Restate the full set of records exactly, without adding or dropping a word.

> DATA LINES:
= = = =

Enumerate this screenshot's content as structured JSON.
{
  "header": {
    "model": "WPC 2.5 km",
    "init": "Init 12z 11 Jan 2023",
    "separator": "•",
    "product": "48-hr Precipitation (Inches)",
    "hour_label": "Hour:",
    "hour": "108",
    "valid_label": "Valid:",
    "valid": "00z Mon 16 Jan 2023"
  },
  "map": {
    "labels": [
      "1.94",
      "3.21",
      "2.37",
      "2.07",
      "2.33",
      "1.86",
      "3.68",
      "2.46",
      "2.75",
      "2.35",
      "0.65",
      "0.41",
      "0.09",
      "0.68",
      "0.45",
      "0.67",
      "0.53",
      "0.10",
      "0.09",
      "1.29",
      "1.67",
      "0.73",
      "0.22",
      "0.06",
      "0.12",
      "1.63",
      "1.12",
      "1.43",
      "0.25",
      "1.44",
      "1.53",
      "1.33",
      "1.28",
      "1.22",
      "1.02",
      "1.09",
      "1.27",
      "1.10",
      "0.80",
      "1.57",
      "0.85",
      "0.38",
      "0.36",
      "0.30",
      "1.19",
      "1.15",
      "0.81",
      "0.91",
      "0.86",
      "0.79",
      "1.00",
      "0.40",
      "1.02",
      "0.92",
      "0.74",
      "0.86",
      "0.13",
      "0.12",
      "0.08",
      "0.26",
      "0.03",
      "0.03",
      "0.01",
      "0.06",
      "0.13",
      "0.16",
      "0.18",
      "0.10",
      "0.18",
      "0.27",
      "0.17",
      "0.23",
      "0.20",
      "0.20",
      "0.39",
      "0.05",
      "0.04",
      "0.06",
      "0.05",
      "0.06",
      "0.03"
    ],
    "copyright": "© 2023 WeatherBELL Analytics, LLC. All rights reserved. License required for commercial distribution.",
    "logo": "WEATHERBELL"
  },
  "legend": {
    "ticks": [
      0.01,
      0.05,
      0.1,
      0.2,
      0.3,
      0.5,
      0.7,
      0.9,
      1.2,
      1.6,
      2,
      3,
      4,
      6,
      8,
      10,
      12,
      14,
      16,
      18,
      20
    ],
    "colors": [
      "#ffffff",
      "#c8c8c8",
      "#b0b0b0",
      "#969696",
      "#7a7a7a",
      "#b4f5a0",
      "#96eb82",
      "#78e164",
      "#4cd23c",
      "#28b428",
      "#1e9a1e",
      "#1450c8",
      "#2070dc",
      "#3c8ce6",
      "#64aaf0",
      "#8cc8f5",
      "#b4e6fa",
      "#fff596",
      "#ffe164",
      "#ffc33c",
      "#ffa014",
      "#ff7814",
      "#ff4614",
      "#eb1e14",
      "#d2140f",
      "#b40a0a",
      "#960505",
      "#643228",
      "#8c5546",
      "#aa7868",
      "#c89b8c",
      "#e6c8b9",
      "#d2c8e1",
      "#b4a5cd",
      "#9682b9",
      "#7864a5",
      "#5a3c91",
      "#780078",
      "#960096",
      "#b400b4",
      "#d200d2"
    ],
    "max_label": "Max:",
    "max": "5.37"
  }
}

= = = =

> ANSWER TO THE EXERCISE:
Enumerate this screenshot's content as structured JSON.
{
  "header": {
    "model": "WPC 2.5 km",
    "init": "Init 12z 11 Jan 2023",
    "separator": "•",
    "product": "48-hr Precipitation (Inches)",
    "hour_label": "Hour:",
    "hour": "108",
    "valid_label": "Valid:",
    "valid": "00z Mon 16 Jan 2023"
  },
  "map": {
    "labels": [
      "1.94",
      "3.21",
      "2.37",
      "2.07",
      "2.33",
      "1.86",
      "3.68",
      "2.46",
      "2.75",
      "2.35",
      "0.65",
      "0.41",
      "0.09",
      "0.68",
      "0.45",
      "0.67",
      "0.53",
      "0.10",
      "0.09",
      "1.29",
      "1.67",
      "0.73",
      "0.22",
      "0.06",
      "0.12",
      "1.63",
      "1.12",
      "1.43",
      "0.25",
      "1.44",
      "1.53",
      "1.33",
      "1.28",
      "1.22",
      "1.02",
      "1.09",
      "1.27",
      "1.10",
      "0.80",
      "1.57",
      "0.85",
      "0.38",
      "0.36",
      "0.30",
      "1.19",
      "1.15",
      "0.81",
      "0.91",
      "0.86",
      "0.79",
      "1.00",
      "0.40",
      "1.02",
      "0.92",
      "0.74",
      "0.86",
      "0.13",
      "0.12",
      "0.08",
      "0.26",
      "0.03",
      "0.03",
      "0.01",
      "0.06",
      "0.13",
      "0.16",
      "0.18",
      "0.10",
      "0.18",
      "0.27",
      "0.17",
      "0.23",
      "0.20",
      "0.20",
      "0.39",
      "0.05",
      "0.04",
      "0.06",
      "0.05",
      "0.06",
      "0.03"
    ],
    "copyright": "© 2023 WeatherBELL Analytics, LLC. All rights reserved. License required for commercial distribution.",
    "logo": "WEATHERBELL"
  },
  "legend": {
    "ticks": [
      0.01,
      0.05,
      0.1,
      0.2,
      0.3,
      0.5,
      0.7,
      0.9,
      1.2,
      1.6,
      2,
      3,
      4,
      6,
      8,
      10,
      12,
      14,
      16,
      18,
      20
    ],
    "colors": [
      "#ffffff",
      "#c8c8c8",
      "#b0b0b0",
      "#969696",
      "#7a7a7a",
      "#b4f5a0",
      "#96eb82",
      "#78e164",
      "#4cd23c",
      "#28b428",
      "#1e9a1e",
      "#1450c8",
      "#2070dc",
      "#3c8ce6",
      "#64aaf0",
      "#8cc8f5",
      "#b4e6fa",
      "#fff596",
      "#ffe164",
      "#ffc33c",
      "#ffa014",
      "#ff7814",
      "#ff4614",
      "#eb1e14",
      "#d2140f",
      "#b40a0a",
      "#960505",
      "#643228",
      "#8c5546",
      "#aa7868",
      "#c89b8c",
      "#e6c8b9",
      "#d2c8e1",
      "#b4a5cd",
      "#9682b9",
      "#7864a5",
      "#5a3c91",
      "#780078",
      "#960096",
      "#b400b4",
      "#d200d2"
    ],
    "max_label": "Max:",
    "max": "5.37"
  }
}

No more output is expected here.